(Saved entries)
▬▬▬

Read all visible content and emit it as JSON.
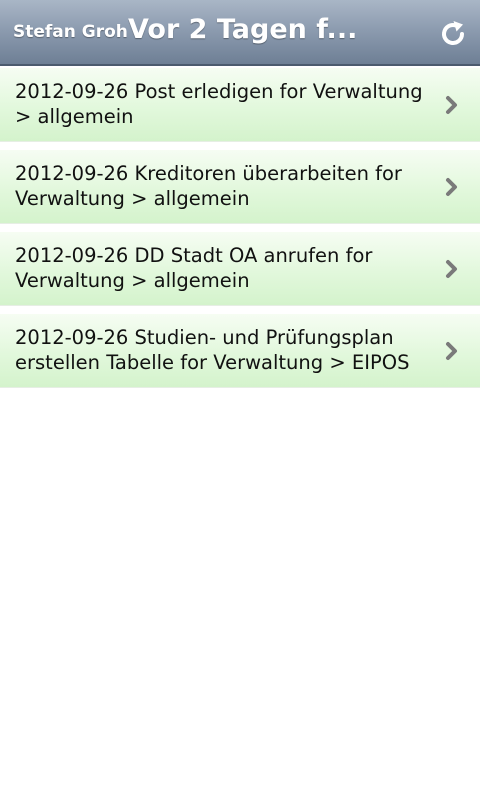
{
  "header": {
    "user_name": "Stefan Groh",
    "title": "Vor 2 Tagen f...",
    "refresh_icon": "refresh-icon"
  },
  "tasks": [
    {
      "text": "2012-09-26 Post erledigen for Verwaltung > allgemein"
    },
    {
      "text": "2012-09-26 Kreditoren überarbeiten for Verwaltung > allgemein"
    },
    {
      "text": "2012-09-26 DD Stadt OA anrufen for Verwaltung > allgemein"
    },
    {
      "text": "2012-09-26 Studien- und Prüfungsplan erstellen Tabelle for Verwaltung > EIPOS"
    }
  ],
  "colors": {
    "titlebar": "#8d9cb0",
    "item_background": "#e2f8dc",
    "chevron": "#7a7a7a"
  }
}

▬▬▬

> [Exercise requirements]: Excluding the pictures, reproduce every entry exactly as given.

> [Correct output]:
Read all visible content and emit it as JSON.
{
  "header": {
    "user_name": "Stefan Groh",
    "title": "Vor 2 Tagen f...",
    "refresh_icon": "refresh-icon"
  },
  "tasks": [
    {
      "text": "2012-09-26 Post erledigen for Verwaltung > allgemein"
    },
    {
      "text": "2012-09-26 Kreditoren überarbeiten for Verwaltung > allgemein"
    },
    {
      "text": "2012-09-26 DD Stadt OA anrufen for Verwaltung > allgemein"
    },
    {
      "text": "2012-09-26 Studien- und Prüfungsplan erstellen Tabelle for Verwaltung > EIPOS"
    }
  ],
  "colors": {
    "titlebar": "#8d9cb0",
    "item_background": "#e2f8dc",
    "chevron": "#7a7a7a"
  }
}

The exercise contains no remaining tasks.